→ **Exercise description**
Your task is to tally the lines of the listing containing the word "this" and report the figure alone.

(Source records)
>> begin

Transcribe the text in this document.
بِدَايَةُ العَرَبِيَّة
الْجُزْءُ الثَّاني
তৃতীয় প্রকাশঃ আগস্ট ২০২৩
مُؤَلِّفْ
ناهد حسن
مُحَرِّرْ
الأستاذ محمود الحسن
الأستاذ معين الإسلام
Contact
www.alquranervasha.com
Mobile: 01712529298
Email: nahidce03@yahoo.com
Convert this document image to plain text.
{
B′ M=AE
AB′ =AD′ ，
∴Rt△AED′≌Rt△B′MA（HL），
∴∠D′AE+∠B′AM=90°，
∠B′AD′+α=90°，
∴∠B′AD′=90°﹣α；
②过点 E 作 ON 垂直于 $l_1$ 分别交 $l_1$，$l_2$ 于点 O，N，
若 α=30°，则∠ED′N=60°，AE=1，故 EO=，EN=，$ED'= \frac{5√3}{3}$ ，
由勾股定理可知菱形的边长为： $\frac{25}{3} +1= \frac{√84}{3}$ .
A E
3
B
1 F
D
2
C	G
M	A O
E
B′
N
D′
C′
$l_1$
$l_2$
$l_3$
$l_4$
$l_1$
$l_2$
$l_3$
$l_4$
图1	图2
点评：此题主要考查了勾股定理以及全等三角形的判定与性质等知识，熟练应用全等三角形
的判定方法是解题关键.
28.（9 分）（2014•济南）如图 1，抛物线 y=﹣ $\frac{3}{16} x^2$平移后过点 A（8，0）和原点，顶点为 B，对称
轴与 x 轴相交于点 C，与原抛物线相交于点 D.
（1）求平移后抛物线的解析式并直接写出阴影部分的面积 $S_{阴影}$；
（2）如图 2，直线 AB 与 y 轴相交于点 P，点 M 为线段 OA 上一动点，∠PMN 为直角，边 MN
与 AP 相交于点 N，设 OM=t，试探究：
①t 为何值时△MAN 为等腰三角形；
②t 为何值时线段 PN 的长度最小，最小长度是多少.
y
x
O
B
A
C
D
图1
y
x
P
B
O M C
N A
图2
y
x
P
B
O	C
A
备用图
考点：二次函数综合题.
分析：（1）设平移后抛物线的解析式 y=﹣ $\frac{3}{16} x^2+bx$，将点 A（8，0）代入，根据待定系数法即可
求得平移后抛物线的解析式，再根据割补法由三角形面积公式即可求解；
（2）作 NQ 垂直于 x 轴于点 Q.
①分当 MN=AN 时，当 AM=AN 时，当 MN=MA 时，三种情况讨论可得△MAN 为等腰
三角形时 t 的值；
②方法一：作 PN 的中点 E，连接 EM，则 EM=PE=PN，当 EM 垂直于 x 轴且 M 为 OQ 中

>> end

→ **Answer to the problem**
2